## BEGIN
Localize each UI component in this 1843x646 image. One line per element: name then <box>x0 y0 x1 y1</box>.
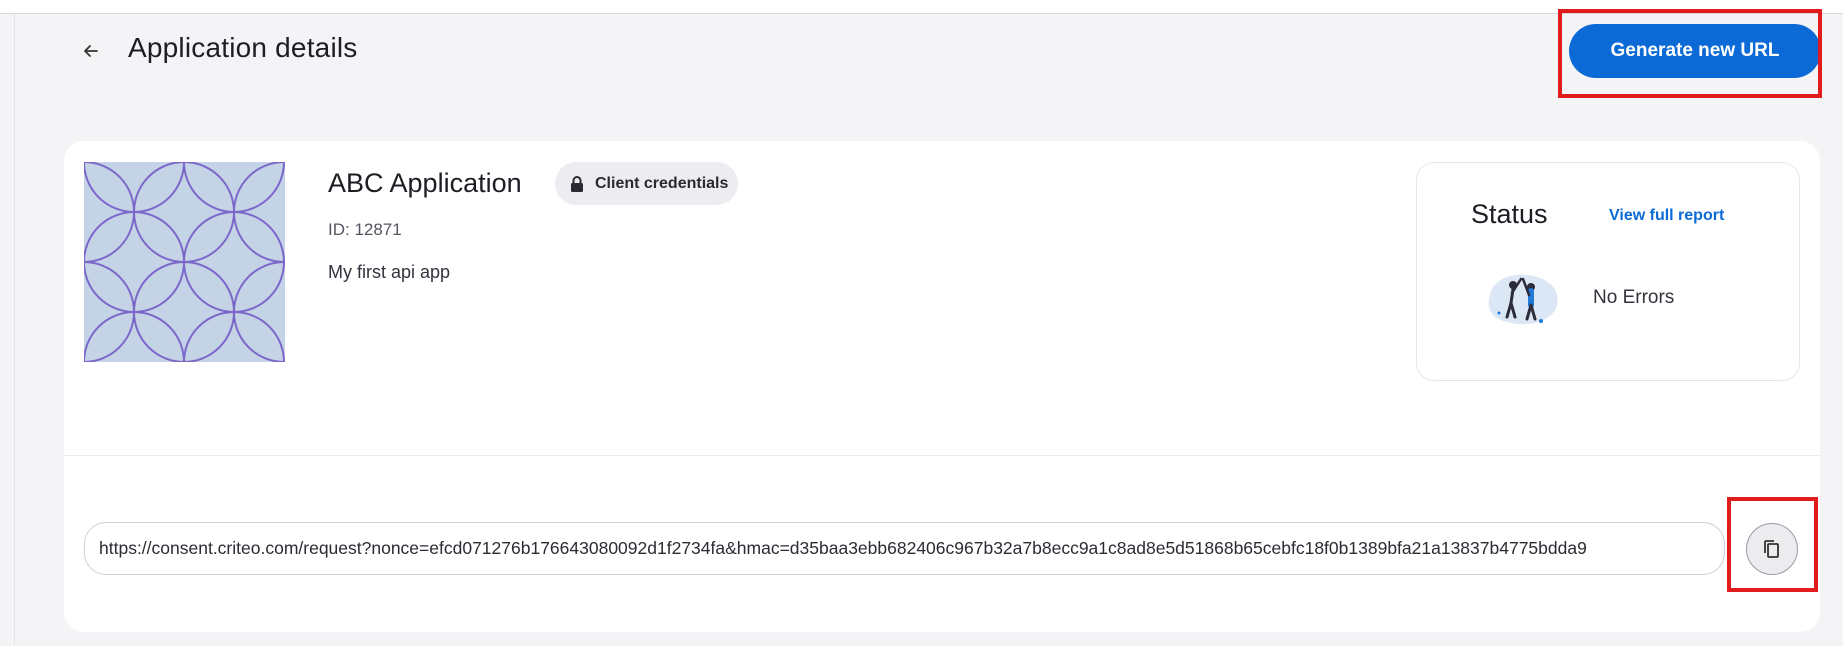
status-text: No Errors <box>1593 287 1675 308</box>
consent-url-field[interactable] <box>84 522 1725 575</box>
lock-icon <box>571 175 583 192</box>
generate-new-url-button[interactable]: Generate new URL <box>1569 24 1821 78</box>
page-title: Application details <box>128 32 358 63</box>
badge-label: Client credentials <box>595 174 729 192</box>
status-title: Status <box>1471 199 1548 229</box>
client-credentials-badge: Client credentials <box>555 162 738 205</box>
copy-icon <box>1764 540 1779 558</box>
back-button[interactable] <box>76 36 106 66</box>
application-image <box>84 162 285 362</box>
copy-url-button[interactable] <box>1746 523 1798 575</box>
application-name: ABC Application <box>328 168 522 198</box>
top-bar <box>0 0 1843 14</box>
application-description: My first api app <box>328 262 451 282</box>
high-five-illustration <box>1488 274 1558 325</box>
application-id: ID: 12871 <box>328 220 402 239</box>
view-full-report-link[interactable]: View full report <box>1609 207 1724 225</box>
arrow-left-icon <box>84 45 98 57</box>
card-divider <box>64 455 1820 456</box>
status-card: Status View full report No Errors <box>1416 162 1800 381</box>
## END
• **Task to complete**
Please copy out the records above, substituting "Service credentials" for "Client credentials" wherever it occurs and keeping everything else the same. Leave the pictures out.

• **Answer in full**
Localize each UI component in this 1843x646 image. One line per element: name then <box>x0 y0 x1 y1</box>.
status-text: No Errors <box>1593 287 1675 308</box>
consent-url-field[interactable] <box>84 522 1725 575</box>
lock-icon <box>571 175 583 192</box>
generate-new-url-button[interactable]: Generate new URL <box>1569 24 1821 78</box>
page-title: Application details <box>128 32 358 63</box>
badge-label: Service credentials <box>595 174 729 192</box>
status-title: Status <box>1471 199 1548 229</box>
client-credentials-badge: Service credentials <box>555 162 738 205</box>
copy-icon <box>1764 540 1779 558</box>
back-button[interactable] <box>76 36 106 66</box>
application-image <box>84 162 285 362</box>
copy-url-button[interactable] <box>1746 523 1798 575</box>
application-name: ABC Application <box>328 168 522 198</box>
top-bar <box>0 0 1843 14</box>
application-description: My first api app <box>328 262 451 282</box>
high-five-illustration <box>1488 274 1558 325</box>
application-id: ID: 12871 <box>328 220 402 239</box>
view-full-report-link[interactable]: View full report <box>1609 207 1724 225</box>
arrow-left-icon <box>84 45 98 57</box>
card-divider <box>64 455 1820 456</box>
status-card: Status View full report No Errors <box>1416 162 1800 381</box>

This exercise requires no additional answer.